### Exercise details
Find how many lines in the material hold the word "болѣе", then state that number and nothing more.

### Data supplied
⁂
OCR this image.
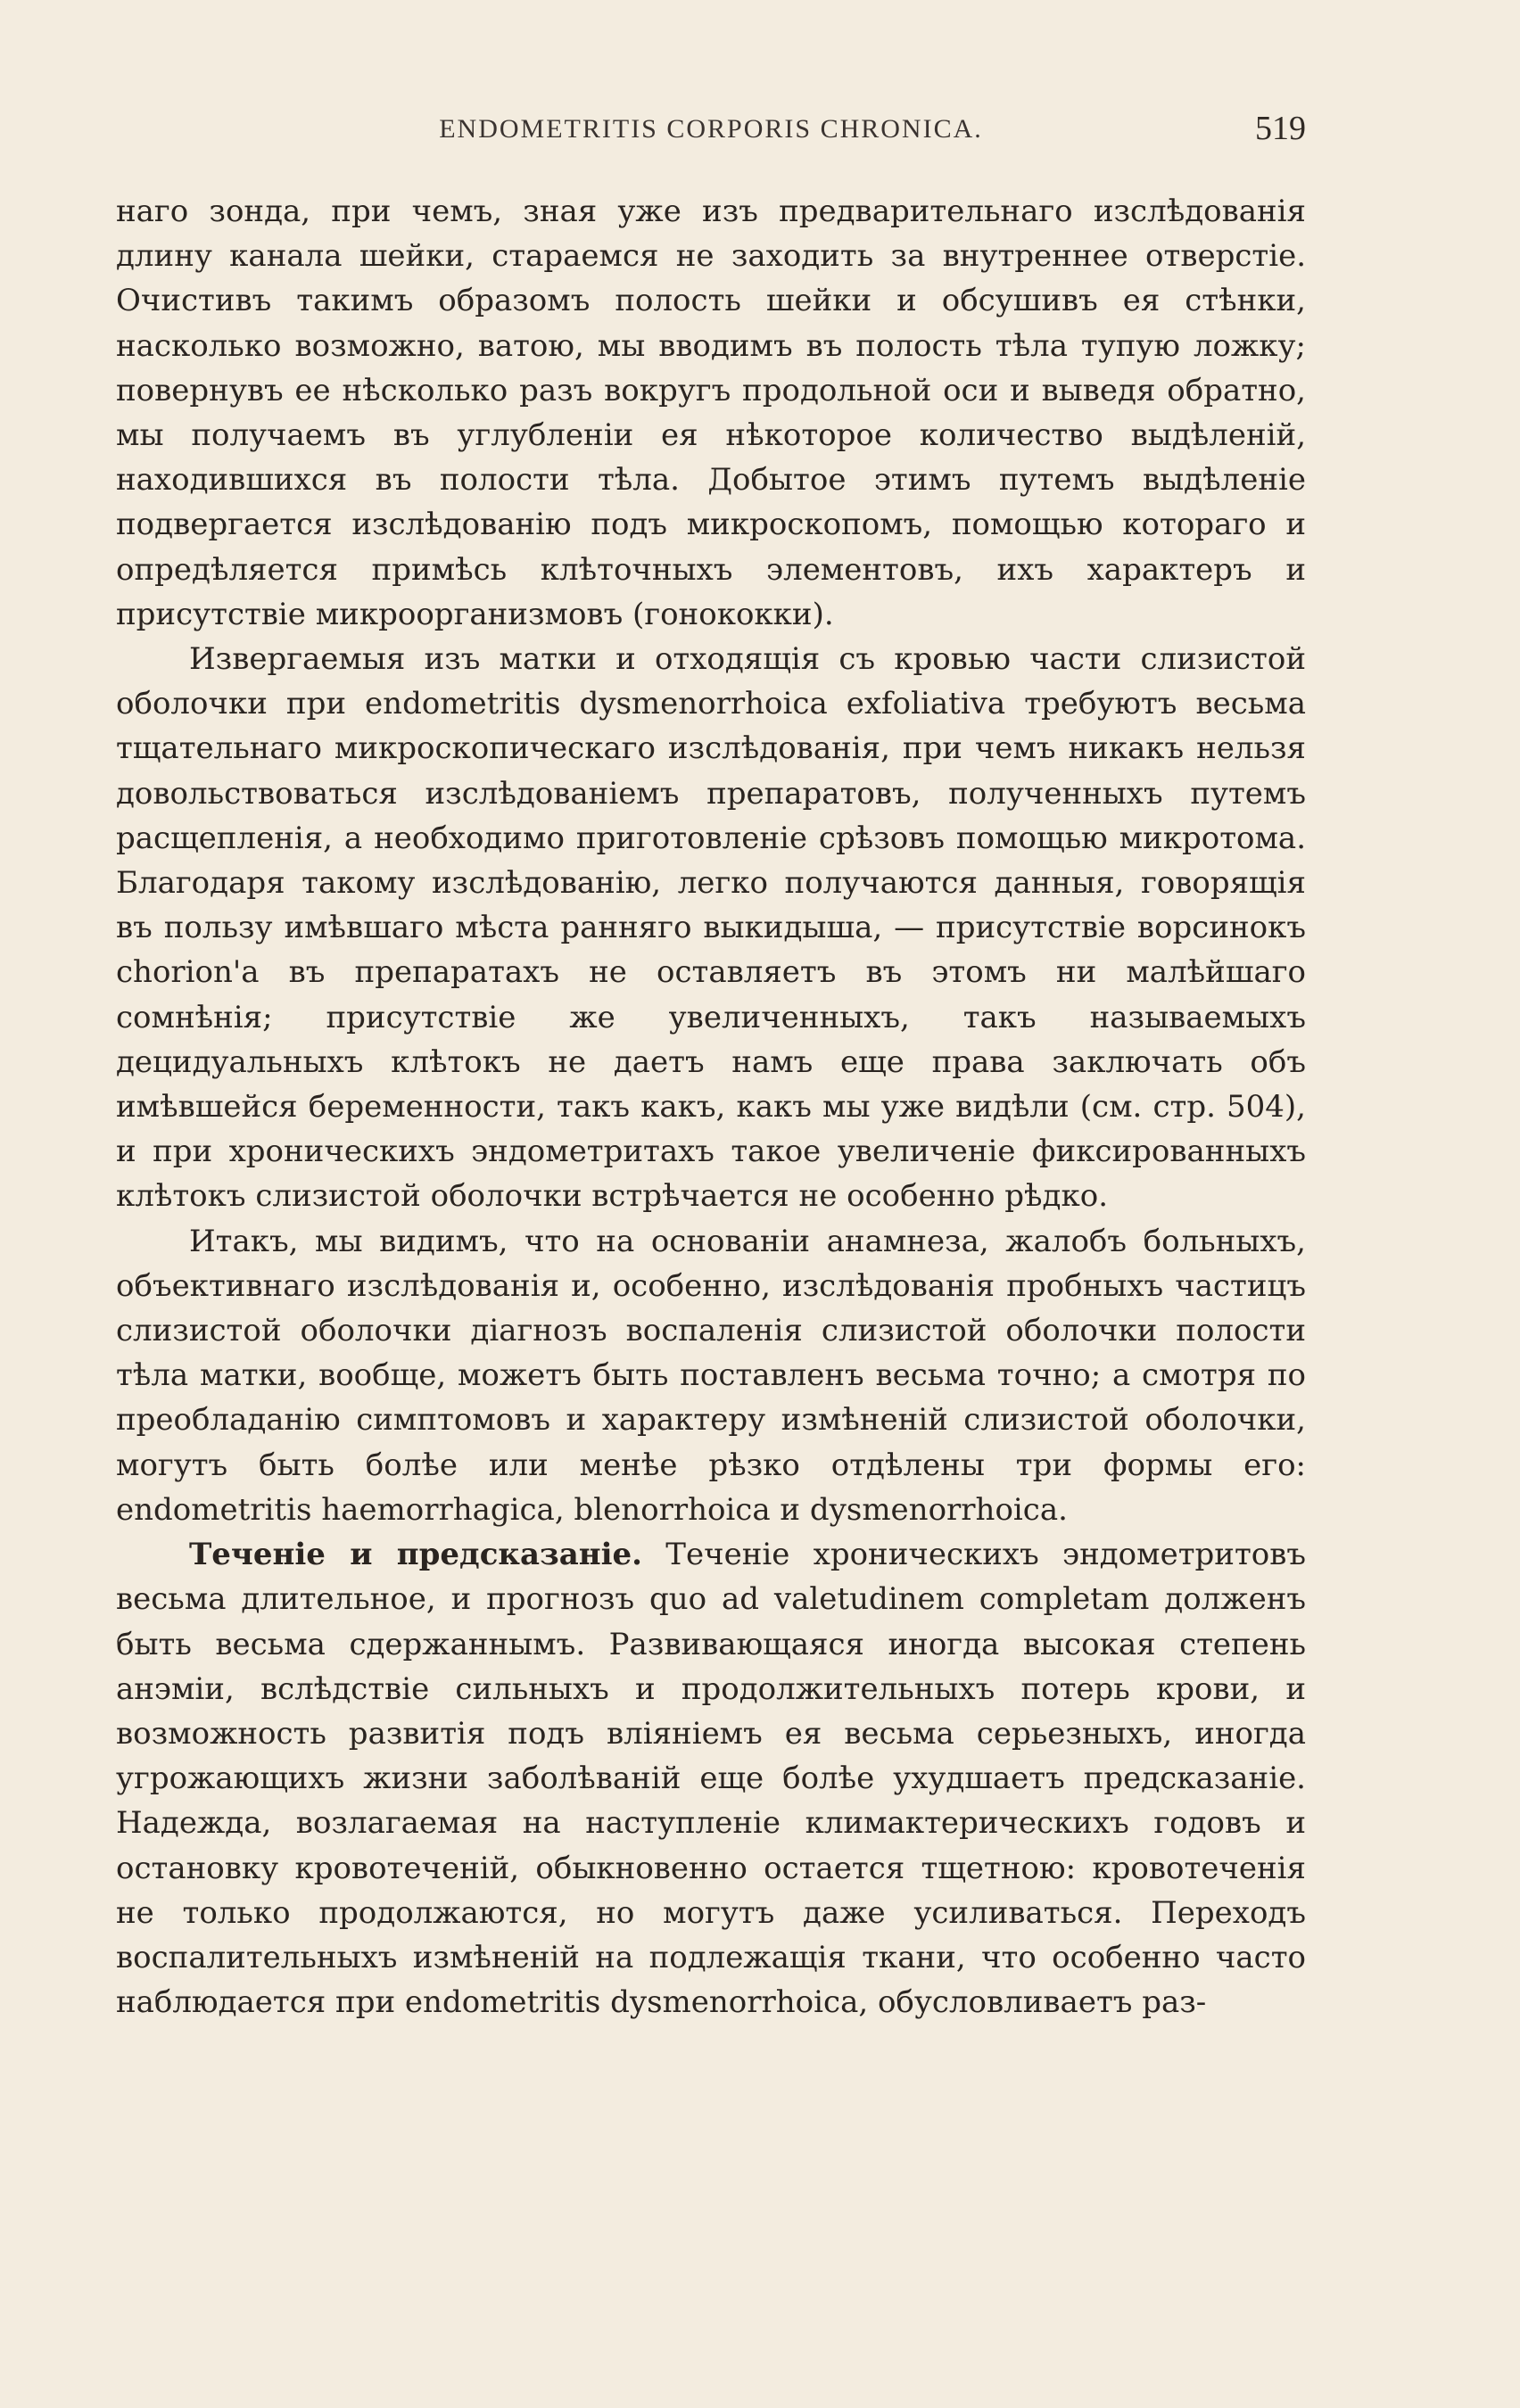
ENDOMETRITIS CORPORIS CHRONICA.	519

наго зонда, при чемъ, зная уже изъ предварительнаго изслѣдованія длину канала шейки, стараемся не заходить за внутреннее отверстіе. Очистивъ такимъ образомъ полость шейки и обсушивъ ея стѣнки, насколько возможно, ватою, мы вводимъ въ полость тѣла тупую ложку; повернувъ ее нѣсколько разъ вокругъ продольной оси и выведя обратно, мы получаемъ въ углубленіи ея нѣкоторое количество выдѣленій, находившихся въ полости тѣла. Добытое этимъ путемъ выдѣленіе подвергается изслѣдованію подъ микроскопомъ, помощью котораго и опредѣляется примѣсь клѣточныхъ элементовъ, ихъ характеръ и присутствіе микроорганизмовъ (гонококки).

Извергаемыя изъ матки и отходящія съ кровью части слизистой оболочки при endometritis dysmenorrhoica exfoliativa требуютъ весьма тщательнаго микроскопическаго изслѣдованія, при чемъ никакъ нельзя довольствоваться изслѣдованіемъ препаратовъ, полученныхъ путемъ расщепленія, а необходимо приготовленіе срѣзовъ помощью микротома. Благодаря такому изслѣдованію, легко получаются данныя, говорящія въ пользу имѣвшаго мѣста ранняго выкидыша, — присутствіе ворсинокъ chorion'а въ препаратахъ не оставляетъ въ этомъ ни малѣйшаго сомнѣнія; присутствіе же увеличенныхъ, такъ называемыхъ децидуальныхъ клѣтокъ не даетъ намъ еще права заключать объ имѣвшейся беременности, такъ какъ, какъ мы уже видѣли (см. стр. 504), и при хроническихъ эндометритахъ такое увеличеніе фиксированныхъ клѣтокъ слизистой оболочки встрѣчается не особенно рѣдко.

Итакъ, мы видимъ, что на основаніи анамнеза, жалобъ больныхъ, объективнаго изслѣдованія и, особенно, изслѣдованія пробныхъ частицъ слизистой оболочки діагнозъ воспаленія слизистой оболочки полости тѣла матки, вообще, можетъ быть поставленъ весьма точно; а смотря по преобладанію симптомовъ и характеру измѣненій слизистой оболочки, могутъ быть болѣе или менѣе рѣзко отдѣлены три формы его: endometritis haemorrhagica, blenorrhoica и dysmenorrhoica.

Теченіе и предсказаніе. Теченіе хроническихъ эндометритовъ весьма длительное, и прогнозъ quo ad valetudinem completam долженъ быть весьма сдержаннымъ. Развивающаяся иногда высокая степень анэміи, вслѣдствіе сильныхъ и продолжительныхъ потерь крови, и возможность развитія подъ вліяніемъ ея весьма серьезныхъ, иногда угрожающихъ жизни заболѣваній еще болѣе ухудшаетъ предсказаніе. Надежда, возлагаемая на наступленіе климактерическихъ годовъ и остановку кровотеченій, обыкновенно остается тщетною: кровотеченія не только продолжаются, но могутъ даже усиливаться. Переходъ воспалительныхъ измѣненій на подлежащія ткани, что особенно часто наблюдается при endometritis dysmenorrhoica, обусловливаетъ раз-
⁂
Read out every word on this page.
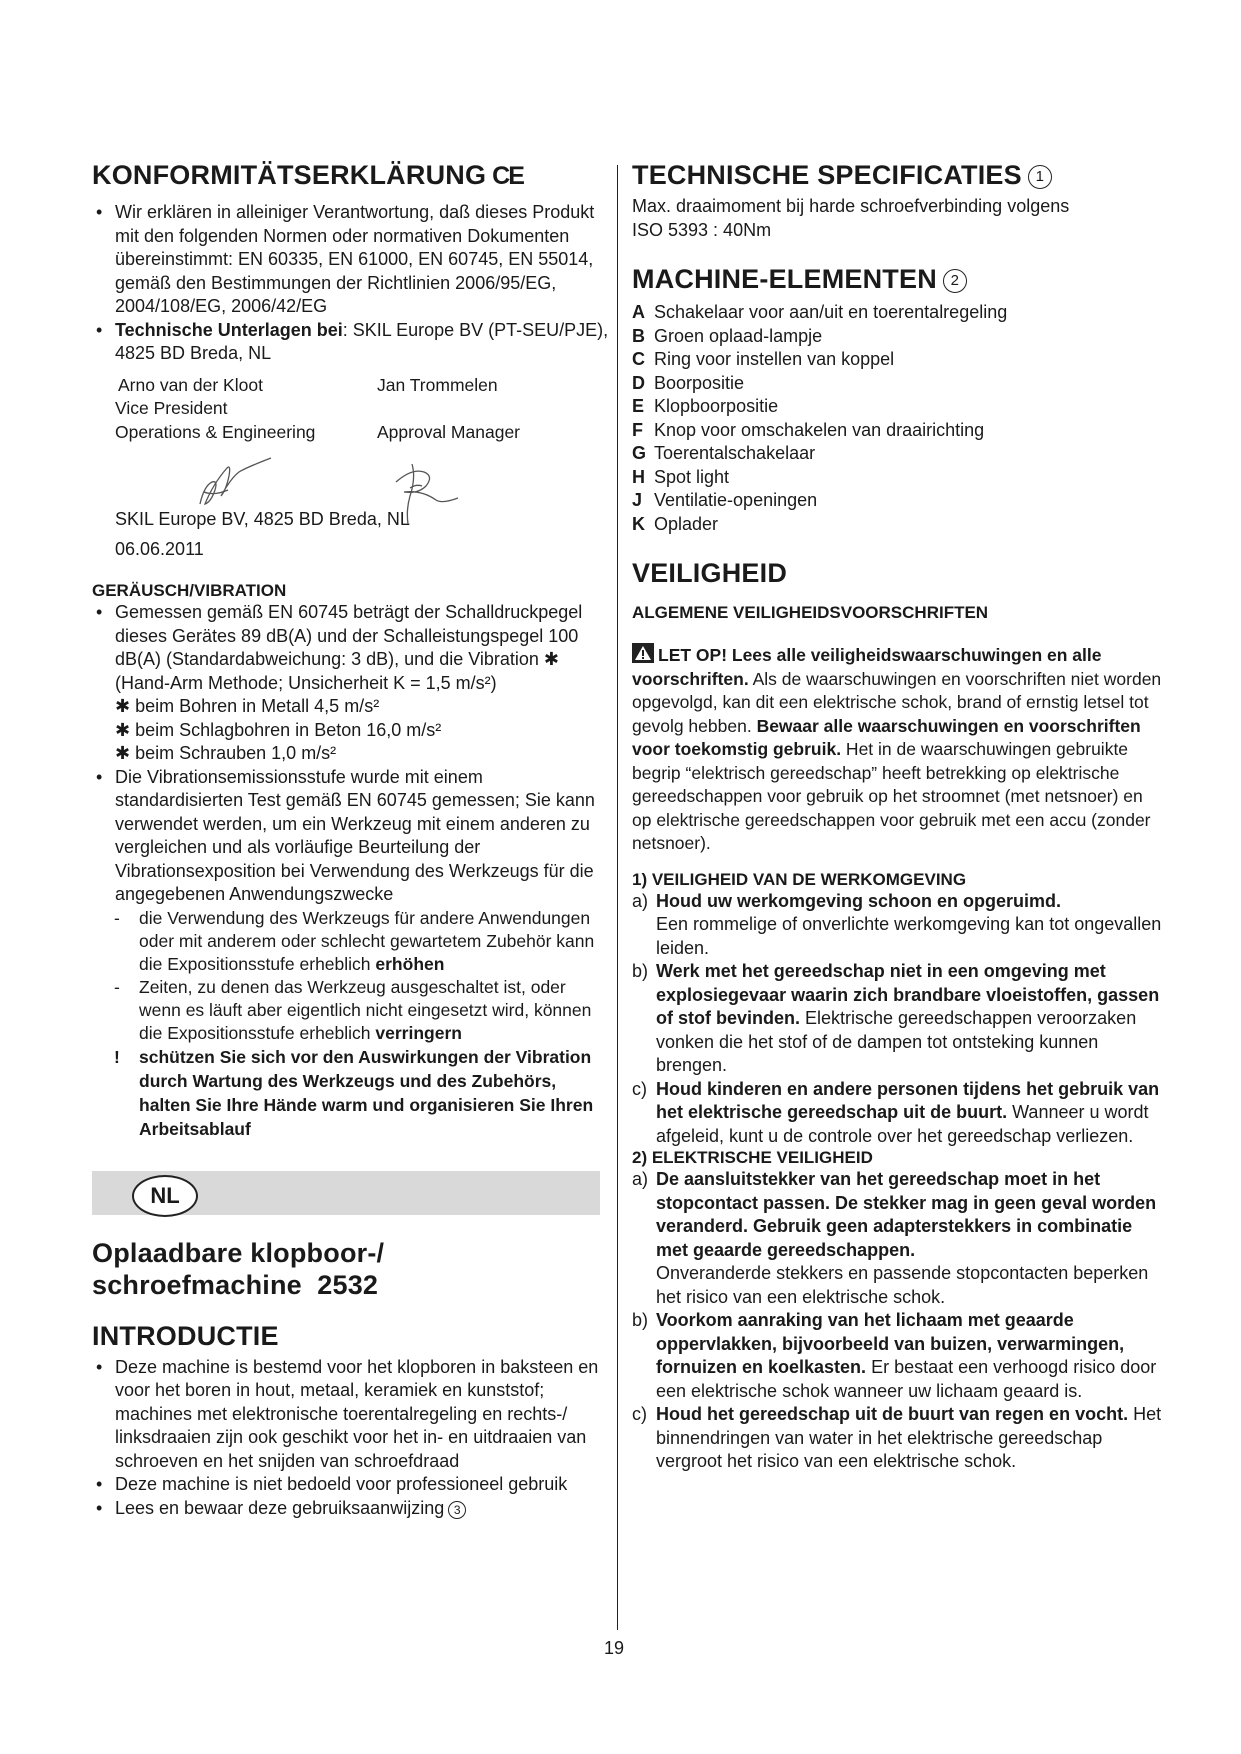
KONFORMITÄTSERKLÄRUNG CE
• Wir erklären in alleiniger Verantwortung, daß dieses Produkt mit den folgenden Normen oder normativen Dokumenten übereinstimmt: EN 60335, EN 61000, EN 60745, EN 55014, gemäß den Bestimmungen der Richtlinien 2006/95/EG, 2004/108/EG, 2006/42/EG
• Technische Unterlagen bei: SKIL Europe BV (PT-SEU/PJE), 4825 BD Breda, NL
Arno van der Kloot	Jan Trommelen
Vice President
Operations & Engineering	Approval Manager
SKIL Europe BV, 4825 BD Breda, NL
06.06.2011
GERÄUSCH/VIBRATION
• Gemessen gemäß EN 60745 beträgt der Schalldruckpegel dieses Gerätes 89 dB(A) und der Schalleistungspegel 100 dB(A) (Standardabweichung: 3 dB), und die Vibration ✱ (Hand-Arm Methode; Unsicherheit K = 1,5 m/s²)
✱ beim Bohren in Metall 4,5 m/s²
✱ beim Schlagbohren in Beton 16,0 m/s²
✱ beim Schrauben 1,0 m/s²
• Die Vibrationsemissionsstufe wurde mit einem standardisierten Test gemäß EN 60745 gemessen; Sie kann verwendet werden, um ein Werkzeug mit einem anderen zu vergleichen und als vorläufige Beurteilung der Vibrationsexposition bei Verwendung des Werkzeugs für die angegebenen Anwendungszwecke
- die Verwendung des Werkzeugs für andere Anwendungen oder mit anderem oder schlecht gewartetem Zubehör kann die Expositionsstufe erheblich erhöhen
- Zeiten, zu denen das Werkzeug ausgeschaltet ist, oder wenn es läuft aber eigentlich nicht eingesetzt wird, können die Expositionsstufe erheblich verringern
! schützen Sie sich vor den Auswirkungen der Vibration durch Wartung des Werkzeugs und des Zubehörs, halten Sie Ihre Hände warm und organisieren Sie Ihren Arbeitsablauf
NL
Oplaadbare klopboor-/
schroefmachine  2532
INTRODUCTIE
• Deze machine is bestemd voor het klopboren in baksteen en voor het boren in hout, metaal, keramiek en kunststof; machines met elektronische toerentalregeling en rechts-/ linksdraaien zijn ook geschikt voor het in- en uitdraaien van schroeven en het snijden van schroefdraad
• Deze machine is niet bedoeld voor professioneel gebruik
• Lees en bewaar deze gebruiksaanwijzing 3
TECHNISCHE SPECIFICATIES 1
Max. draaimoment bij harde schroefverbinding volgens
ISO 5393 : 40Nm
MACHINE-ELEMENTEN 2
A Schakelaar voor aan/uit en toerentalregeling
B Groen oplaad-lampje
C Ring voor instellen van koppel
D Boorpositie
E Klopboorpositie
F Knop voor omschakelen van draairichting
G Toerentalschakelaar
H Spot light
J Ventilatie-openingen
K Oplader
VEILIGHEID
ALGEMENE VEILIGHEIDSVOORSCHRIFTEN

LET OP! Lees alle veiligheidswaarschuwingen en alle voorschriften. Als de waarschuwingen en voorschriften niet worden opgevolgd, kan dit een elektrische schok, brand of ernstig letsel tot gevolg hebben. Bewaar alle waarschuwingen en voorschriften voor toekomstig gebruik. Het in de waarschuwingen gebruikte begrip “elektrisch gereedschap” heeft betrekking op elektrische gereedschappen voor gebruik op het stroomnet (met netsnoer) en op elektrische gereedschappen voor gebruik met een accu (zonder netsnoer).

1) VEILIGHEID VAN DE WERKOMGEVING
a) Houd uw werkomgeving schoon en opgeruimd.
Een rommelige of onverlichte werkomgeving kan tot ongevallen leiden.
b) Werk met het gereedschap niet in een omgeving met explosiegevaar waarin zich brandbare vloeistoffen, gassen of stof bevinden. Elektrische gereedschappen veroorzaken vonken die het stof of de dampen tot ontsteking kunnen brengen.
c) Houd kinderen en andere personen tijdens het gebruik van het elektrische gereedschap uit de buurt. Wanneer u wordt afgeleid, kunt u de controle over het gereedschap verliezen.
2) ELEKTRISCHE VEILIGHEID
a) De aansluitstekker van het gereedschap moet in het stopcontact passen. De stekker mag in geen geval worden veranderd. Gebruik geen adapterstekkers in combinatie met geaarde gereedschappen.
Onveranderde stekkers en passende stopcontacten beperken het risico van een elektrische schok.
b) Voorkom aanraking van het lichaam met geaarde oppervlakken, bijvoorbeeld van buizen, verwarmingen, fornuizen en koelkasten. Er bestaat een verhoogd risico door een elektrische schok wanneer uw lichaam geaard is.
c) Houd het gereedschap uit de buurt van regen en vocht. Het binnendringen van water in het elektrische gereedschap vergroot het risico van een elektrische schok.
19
⁂
### Completed exercise
2